◆ PROBLEM REQUIREMENTS
Starting at the line that contains "What data populates", retype each line to the end of the listing below. Include both ends, but not the pictures.

◆ DATASET EXCERPTS

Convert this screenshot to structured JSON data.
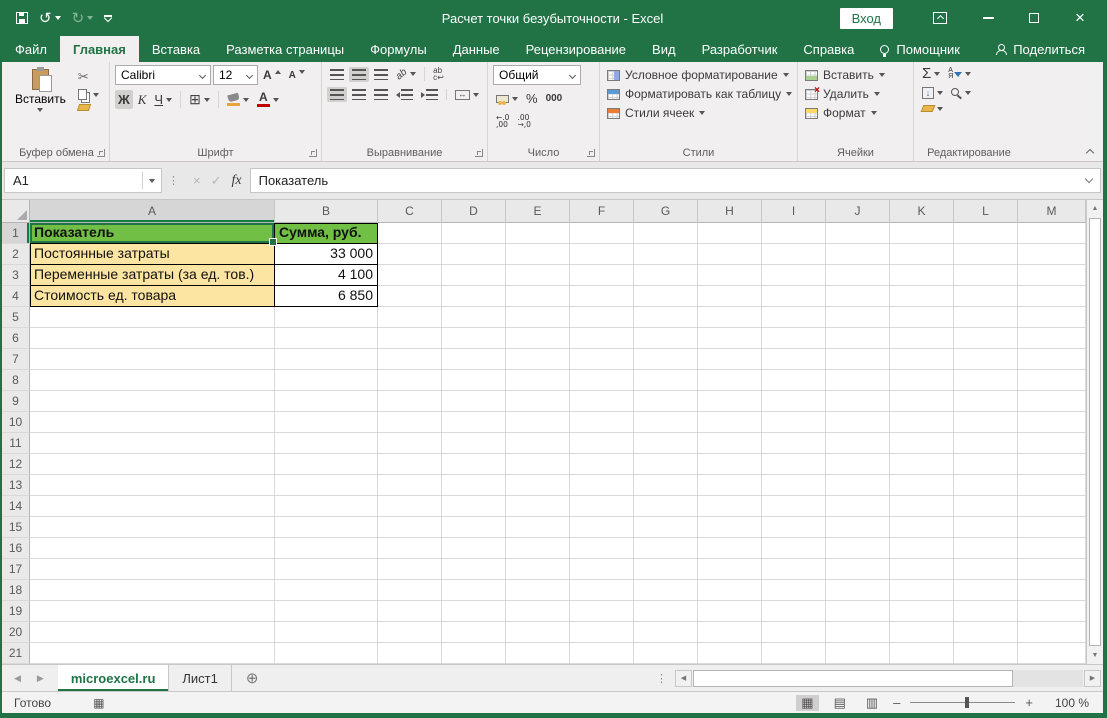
{
  "window": {
    "title": "Расчет точки безубыточности - Excel",
    "sign_in_label": "Вход"
  },
  "ribbon_tabs": [
    {
      "id": "file",
      "label": "Файл"
    },
    {
      "id": "home",
      "label": "Главная",
      "active": true
    },
    {
      "id": "insert",
      "label": "Вставка"
    },
    {
      "id": "page-layout",
      "label": "Разметка страницы"
    },
    {
      "id": "formulas",
      "label": "Формулы"
    },
    {
      "id": "data",
      "label": "Данные"
    },
    {
      "id": "review",
      "label": "Рецензирование"
    },
    {
      "id": "view",
      "label": "Вид"
    },
    {
      "id": "developer",
      "label": "Разработчик"
    },
    {
      "id": "help",
      "label": "Справка"
    },
    {
      "id": "assistant",
      "label": "Помощник",
      "icon": "lightbulb"
    }
  ],
  "share_label": "Поделиться",
  "ribbon": {
    "clipboard": {
      "group_label": "Буфер обмена",
      "paste_label": "Вставить"
    },
    "font": {
      "group_label": "Шрифт",
      "font_name": "Calibri",
      "font_size": "12",
      "bold": "Ж",
      "italic": "К",
      "underline": "Ч"
    },
    "alignment": {
      "group_label": "Выравнивание"
    },
    "number": {
      "group_label": "Число",
      "format": "Общий",
      "percent": "%",
      "thousands": "000"
    },
    "styles": {
      "group_label": "Стили",
      "items": [
        "Условное форматирование",
        "Форматировать как таблицу",
        "Стили ячеек"
      ]
    },
    "cells": {
      "group_label": "Ячейки",
      "items": [
        "Вставить",
        "Удалить",
        "Формат"
      ]
    },
    "editing": {
      "group_label": "Редактирование"
    }
  },
  "formula_bar": {
    "name_box": "A1",
    "fx_label": "fx",
    "content": "Показатель"
  },
  "grid": {
    "columns": [
      "A",
      "B",
      "C",
      "D",
      "E",
      "F",
      "G",
      "H",
      "I",
      "J",
      "K",
      "L",
      "M"
    ],
    "row_count": 21,
    "selected_cell": "A1",
    "selected_column": "A",
    "selected_row": 1,
    "table_rows": [
      {
        "a": "Показатель",
        "b": "Сумма, руб."
      },
      {
        "a": "Постоянные затраты",
        "b": "33 000"
      },
      {
        "a": "Переменные затраты (за ед. тов.)",
        "b": "4 100"
      },
      {
        "a": "Стоимость ед. товара",
        "b": "6 850"
      }
    ]
  },
  "sheet_bar": {
    "tabs": [
      {
        "label": "microexcel.ru",
        "active": true
      },
      {
        "label": "Лист1"
      }
    ]
  },
  "status_bar": {
    "mode": "Готово",
    "zoom_level": "100 %"
  },
  "icons": {
    "undo": "↺",
    "redo": "↻",
    "scissors": "✂",
    "borders_grid": "⊞",
    "merge_arrows": "↔",
    "cancel": "×",
    "enter": "✓",
    "arrow_left": "◀",
    "arrow_right": "▶",
    "arrow_up": "▲",
    "arrow_down": "▼",
    "add_sheet": "⊕",
    "view_normal": "▦",
    "view_page_layout": "▤",
    "view_page_break": "▥",
    "dots_vertical": "⋮",
    "sigma": "Σ",
    "sort_a": "А",
    "sort_z": "Я",
    "wrap_top": "ab",
    "wrap_bottom": "c↩",
    "orientation": "ab",
    "fill_down": "↓",
    "inc_dec_top": "←.0",
    "inc_dec_bottom": ",00",
    "dec_dec_top": ".00",
    "dec_dec_bottom": "→,0",
    "letter_a": "А",
    "minimize": "—",
    "close": "×",
    "macro": "▦",
    "zoom_minus": "–",
    "zoom_plus": "+"
  },
  "colors": {
    "excel_green": "#217346",
    "tab_accent": "#107C41",
    "header_fill": "#71BF44",
    "row_fill": "#FCE4A2"
  }
}
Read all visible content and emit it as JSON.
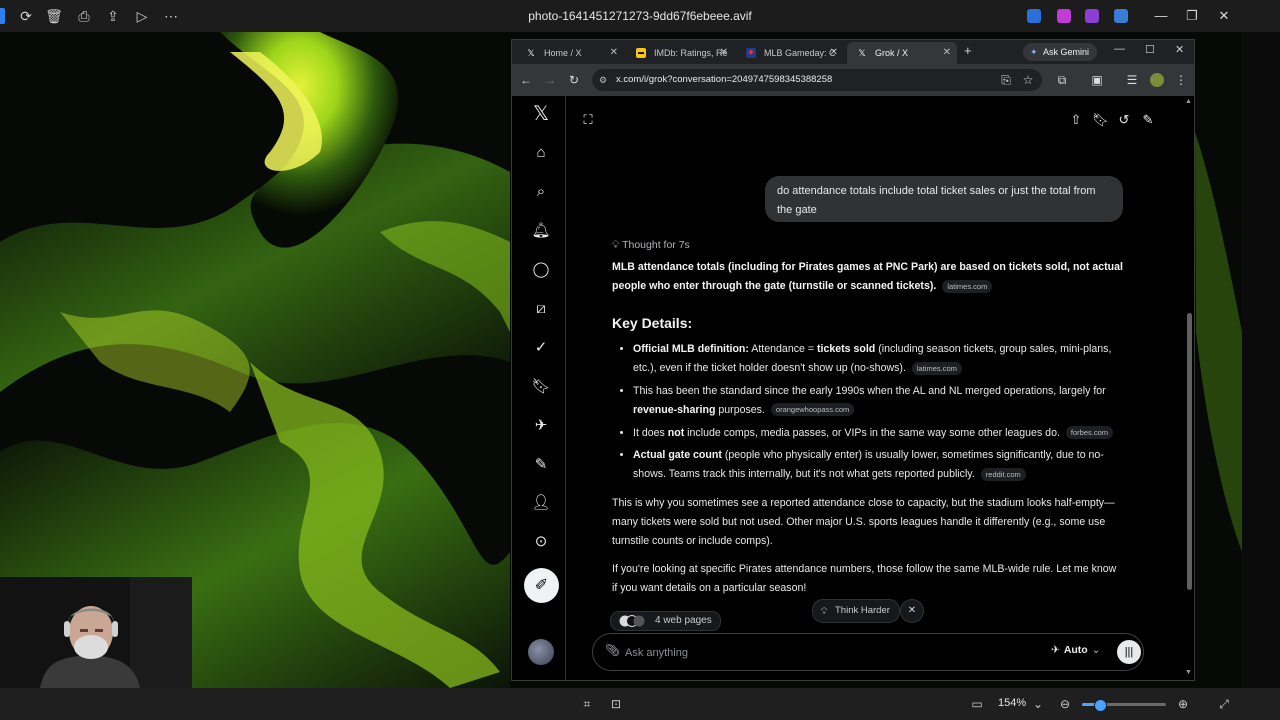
{
  "viewer": {
    "title": "photo-1641451271273-9dd67f6ebeee.avif",
    "zoom_label": "154%",
    "zoom_fraction": 0.22,
    "colors": {
      "wallpaper_green": "#9ed61a",
      "accent": "#4aa3ff"
    }
  },
  "browser": {
    "tabs": [
      {
        "label": "Home / X",
        "icon": "x-logo-icon"
      },
      {
        "label": "IMDb: Ratings, Re",
        "icon": "imdb-icon"
      },
      {
        "label": "MLB Gameday: C",
        "icon": "mlb-icon"
      },
      {
        "label": "Grok / X",
        "icon": "x-logo-icon",
        "active": true
      }
    ],
    "ask_gemini": "Ask Gemini",
    "url": "x.com/i/grok?conversation=2049747598345388258"
  },
  "grok": {
    "user_message": "do attendance totals include total ticket sales or just the total from the gate",
    "thought": "Thought for 7s",
    "intro_bold": "MLB attendance totals (including for Pirates games at PNC Park) are based on tickets sold, not actual people who enter through the gate (turnstile or scanned tickets).",
    "intro_cite": "latimes.com",
    "key_details_heading": "Key Details:",
    "bullets": [
      {
        "lead": "Official MLB definition:",
        "mid": " Attendance = ",
        "strong": "tickets sold",
        "rest": " (including season tickets, group sales, mini-plans, etc.), even if the ticket holder doesn't show up (no-shows).",
        "cite": "latimes.com"
      },
      {
        "pre": "This has been the standard since the early 1990s when the AL and NL merged operations, largely for ",
        "strong": "revenue-sharing",
        "rest": " purposes.",
        "cite": "orangewhoopass.com"
      },
      {
        "pre": "It does ",
        "strong": "not",
        "rest": " include comps, media passes, or VIPs in the same way some other leagues do.",
        "cite": "forbes.com"
      },
      {
        "lead": "Actual gate count",
        "rest": " (people who physically enter) is usually lower, sometimes significantly, due to no-shows. Teams track this internally, but it's not what gets reported publicly.",
        "cite": "reddit.com"
      }
    ],
    "para1": "This is why you sometimes see a reported attendance close to capacity, but the stadium looks half-empty—many tickets were sold but not used. Other major U.S. sports leagues handle it differently (e.g., some use turnstile counts or include comps).",
    "para2": "If you're looking at specific Pirates attendance numbers, those follow the same MLB-wide rule. Let me know if you want details on a particular season!",
    "sources": "4 web pages",
    "think_harder": "Think Harder",
    "composer_placeholder": "Ask anything",
    "mode": "Auto"
  }
}
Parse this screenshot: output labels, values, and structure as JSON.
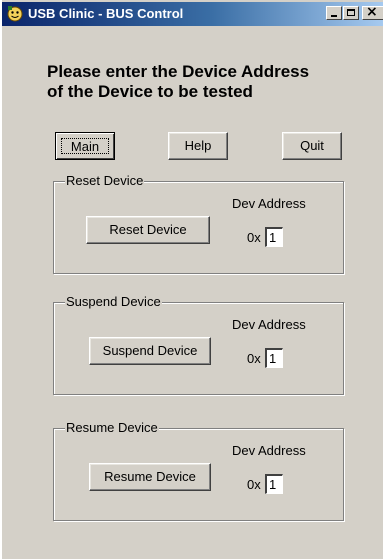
{
  "window": {
    "title": "USB Clinic - BUS Control",
    "controls": {
      "minimize": "_",
      "maximize": "□",
      "close": "×"
    }
  },
  "instructions": "Please enter the Device Address\nof the Device to be tested",
  "toolbar": {
    "main_label": "Main",
    "help_label": "Help",
    "quit_label": "Quit"
  },
  "groups": [
    {
      "title": "Reset Device",
      "button_label": "Reset Device",
      "address_label": "Dev Address",
      "hex_prefix": "0x",
      "address_value": "1"
    },
    {
      "title": "Suspend Device",
      "button_label": "Suspend Device",
      "address_label": "Dev Address",
      "hex_prefix": "0x",
      "address_value": "1"
    },
    {
      "title": "Resume Device",
      "button_label": "Resume Device",
      "address_label": "Dev Address",
      "hex_prefix": "0x",
      "address_value": "1"
    }
  ],
  "colors": {
    "window_face": "#d4d0c8",
    "titlebar_start": "#0a246a",
    "titlebar_end": "#a6caf0",
    "title_text": "#ffffff"
  }
}
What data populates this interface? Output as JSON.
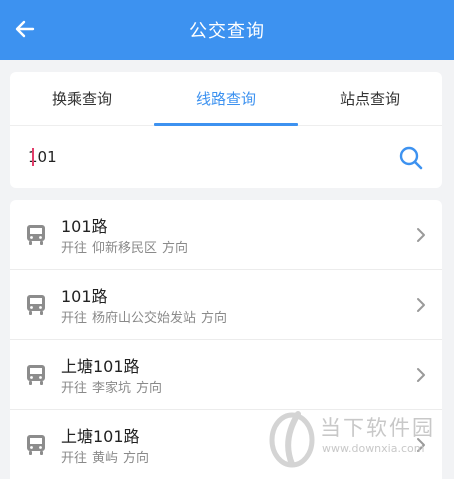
{
  "header": {
    "title": "公交查询",
    "back_icon": "arrow-left-icon"
  },
  "tabs": [
    {
      "label": "换乘查询",
      "active": false
    },
    {
      "label": "线路查询",
      "active": true
    },
    {
      "label": "站点查询",
      "active": false
    }
  ],
  "search": {
    "value": "101",
    "icon": "search-icon"
  },
  "results": [
    {
      "name": "101路",
      "prefix": "开往",
      "destination": "仰新移民区",
      "suffix": "方向"
    },
    {
      "name": "101路",
      "prefix": "开往",
      "destination": "杨府山公交始发站",
      "suffix": "方向"
    },
    {
      "name": "上塘101路",
      "prefix": "开往",
      "destination": "李家坑",
      "suffix": "方向"
    },
    {
      "name": "上塘101路",
      "prefix": "开往",
      "destination": "黄屿",
      "suffix": "方向"
    }
  ],
  "watermark": {
    "name": "当下软件园",
    "url": "www.downxia.com"
  },
  "colors": {
    "primary": "#3d92f0",
    "caret": "#e23d6a",
    "background": "#f2f3f5"
  }
}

◆ THE COMPLETED TASK
What data populates this interface? Output as JSON.
{
  "header": {
    "title": "公交查询",
    "back_icon": "arrow-left-icon"
  },
  "tabs": [
    {
      "label": "换乘查询",
      "active": false
    },
    {
      "label": "线路查询",
      "active": true
    },
    {
      "label": "站点查询",
      "active": false
    }
  ],
  "search": {
    "value": "101",
    "icon": "search-icon"
  },
  "results": [
    {
      "name": "101路",
      "prefix": "开往",
      "destination": "仰新移民区",
      "suffix": "方向"
    },
    {
      "name": "101路",
      "prefix": "开往",
      "destination": "杨府山公交始发站",
      "suffix": "方向"
    },
    {
      "name": "上塘101路",
      "prefix": "开往",
      "destination": "李家坑",
      "suffix": "方向"
    },
    {
      "name": "上塘101路",
      "prefix": "开往",
      "destination": "黄屿",
      "suffix": "方向"
    }
  ],
  "watermark": {
    "name": "当下软件园",
    "url": "www.downxia.com"
  },
  "colors": {
    "primary": "#3d92f0",
    "caret": "#e23d6a",
    "background": "#f2f3f5"
  }
}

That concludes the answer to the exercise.